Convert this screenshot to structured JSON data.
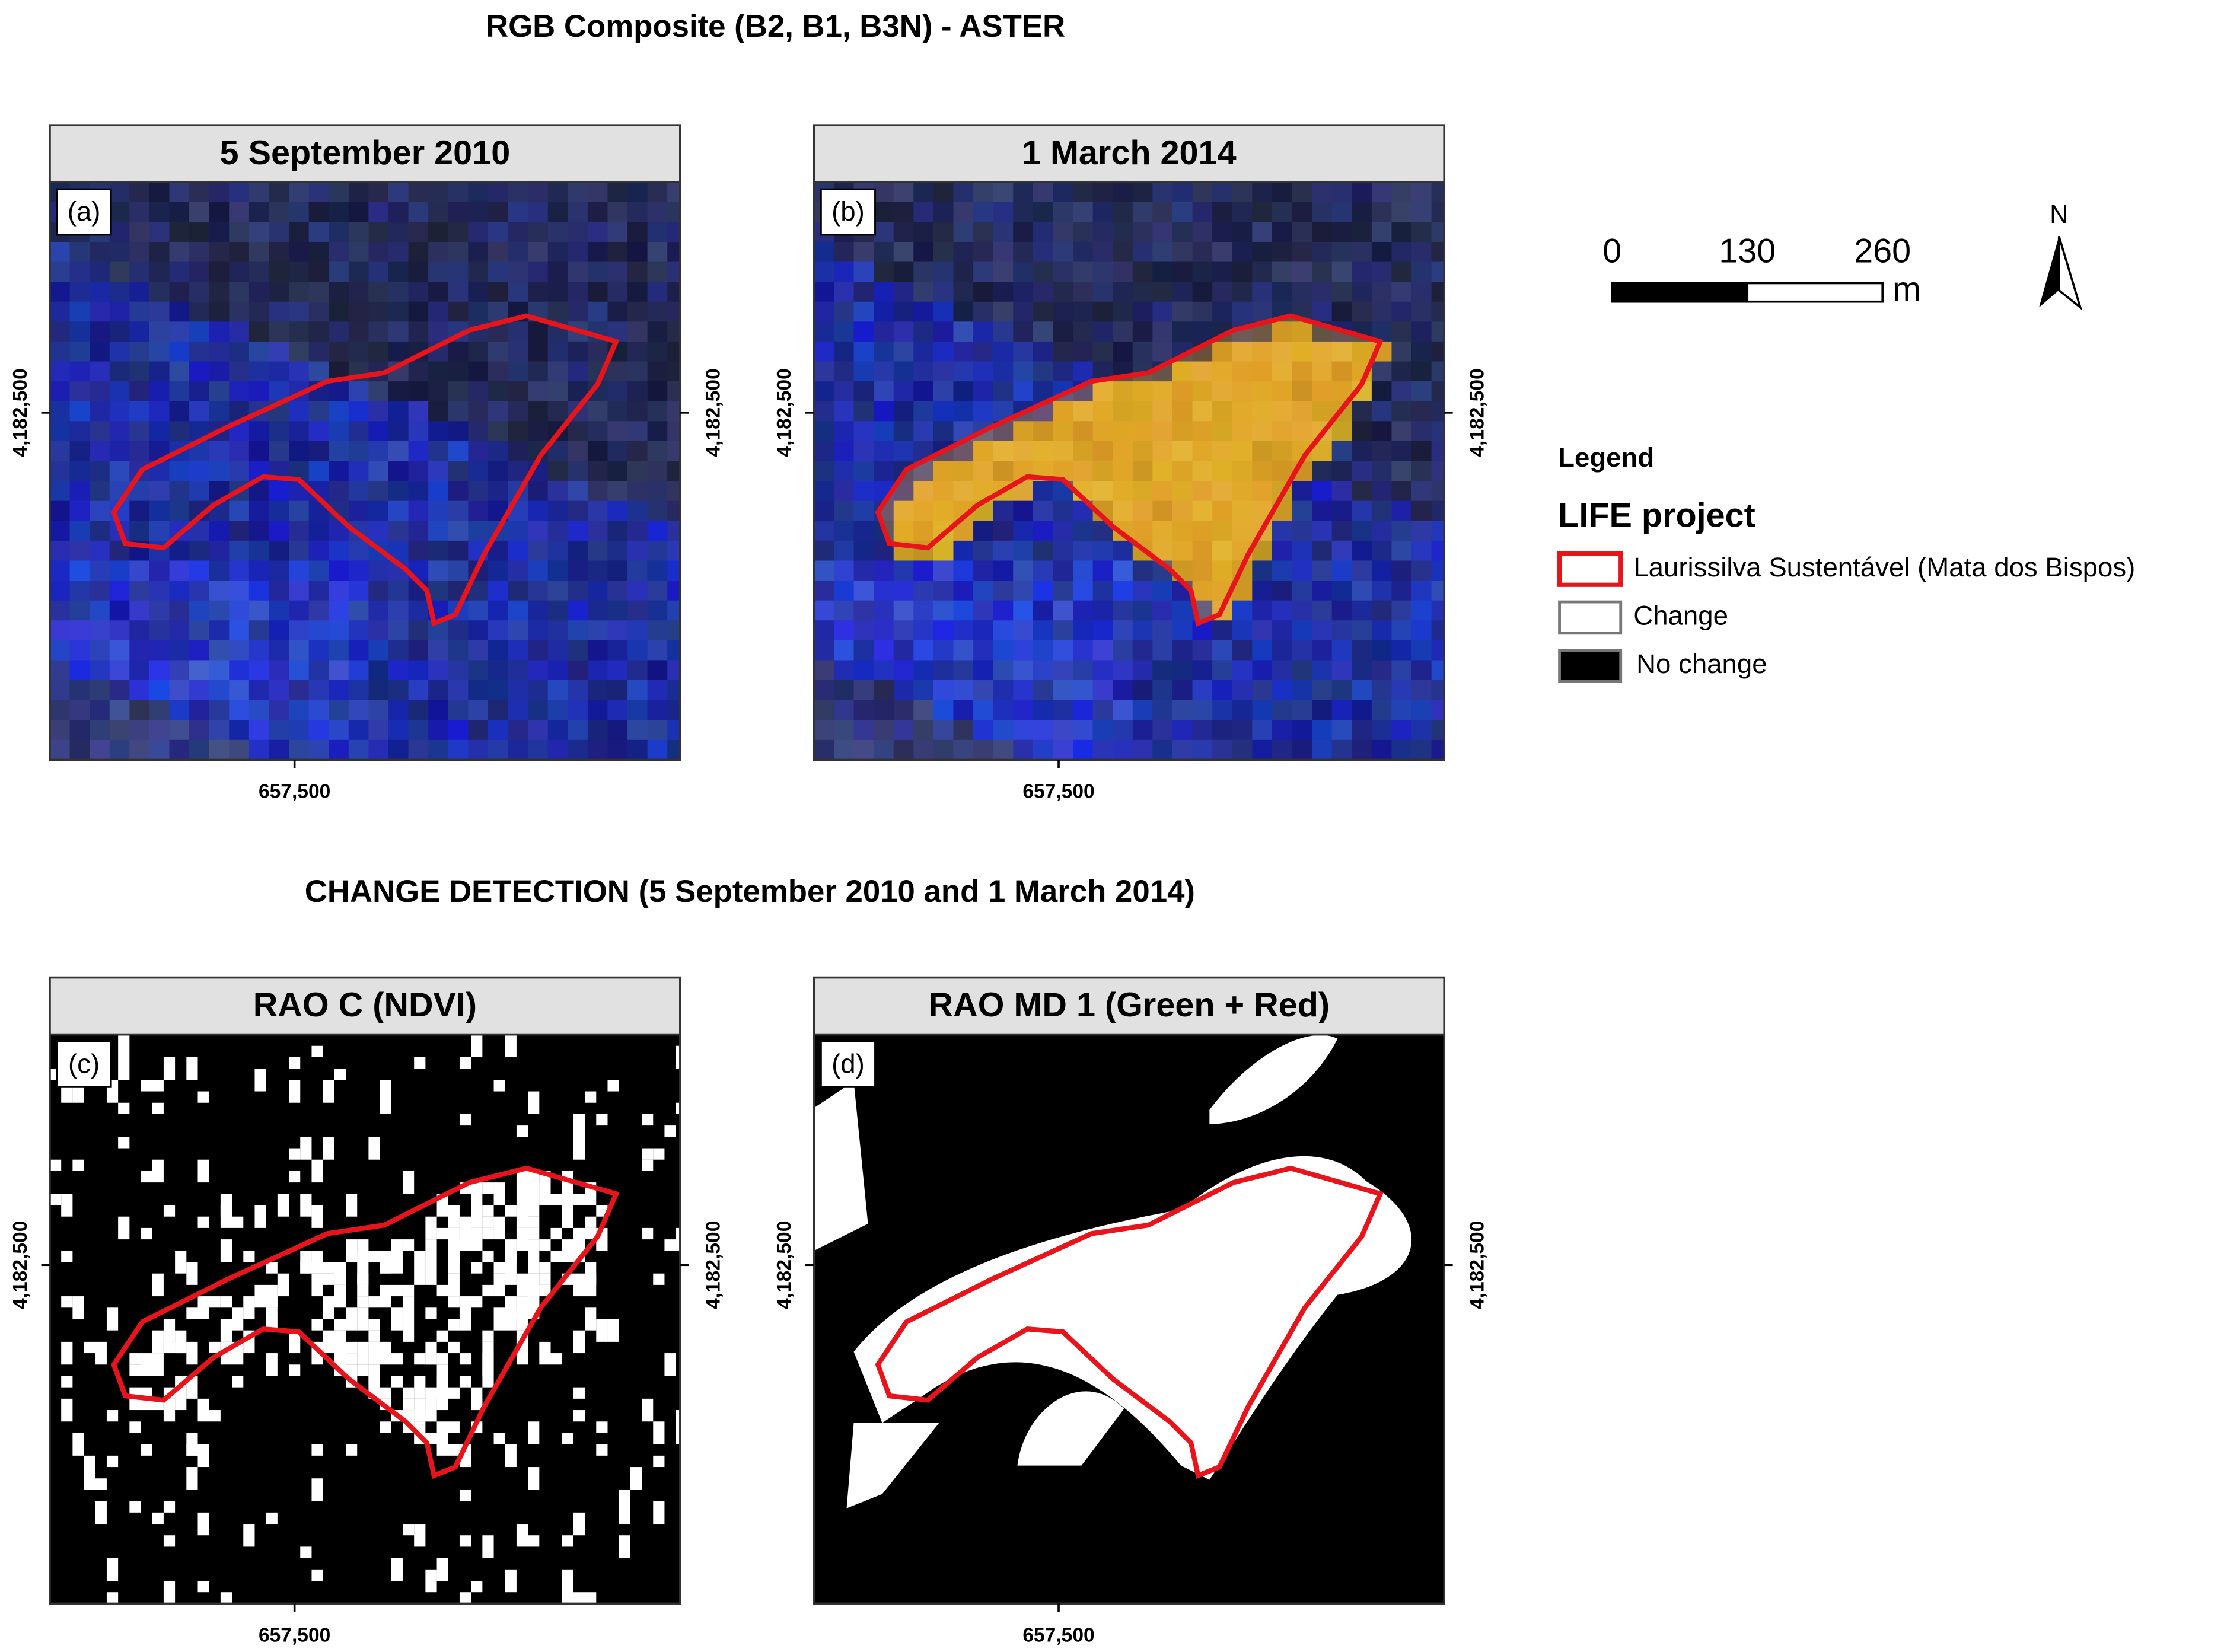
{
  "titles": {
    "top": "RGB Composite (B2, B1, B3N) - ASTER",
    "bottom": "CHANGE DETECTION (5 September 2010 and 1 March 2014)"
  },
  "panels": [
    {
      "header": "5 September 2010",
      "tag": "(a)",
      "y_label": "4,182,500",
      "x_label": "657,500"
    },
    {
      "header": "1 March 2014",
      "tag": "(b)",
      "y_label": "4,182,500",
      "x_label": "657,500"
    },
    {
      "header": "RAO C (NDVI)",
      "tag": "(c)",
      "y_label": "4,182,500",
      "x_label": "657,500"
    },
    {
      "header": "RAO MD 1 (Green + Red)",
      "tag": "(d)",
      "y_label": "4,182,500",
      "x_label": "657,500"
    }
  ],
  "scale_bar": {
    "ticks": [
      0,
      130,
      260
    ],
    "unit": "m"
  },
  "north_arrow": "N",
  "legend": {
    "title": "Legend",
    "group": "LIFE project",
    "items": [
      "Laurissilva Sustentável (Mata dos Bispos)",
      "Change",
      "No change"
    ]
  }
}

^^^^

* _Problem to work on_: Return the records exactly. Don't carry the pictures over.

* _Output for this task_:
Convert this screenshot to structured JSON data.
{
  "titles": {
    "top": "RGB Composite (B2, B1, B3N) - ASTER",
    "bottom": "CHANGE DETECTION (5 September 2010 and 1 March 2014)"
  },
  "panels": [
    {
      "header": "5 September 2010",
      "tag": "(a)",
      "y_label": "4,182,500",
      "x_label": "657,500"
    },
    {
      "header": "1 March 2014",
      "tag": "(b)",
      "y_label": "4,182,500",
      "x_label": "657,500"
    },
    {
      "header": "RAO C (NDVI)",
      "tag": "(c)",
      "y_label": "4,182,500",
      "x_label": "657,500"
    },
    {
      "header": "RAO MD 1 (Green + Red)",
      "tag": "(d)",
      "y_label": "4,182,500",
      "x_label": "657,500"
    }
  ],
  "scale_bar": {
    "ticks": [
      0,
      130,
      260
    ],
    "unit": "m"
  },
  "north_arrow": "N",
  "legend": {
    "title": "Legend",
    "group": "LIFE project",
    "items": [
      "Laurissilva Sustentável (Mata dos Bispos)",
      "Change",
      "No change"
    ]
  }
}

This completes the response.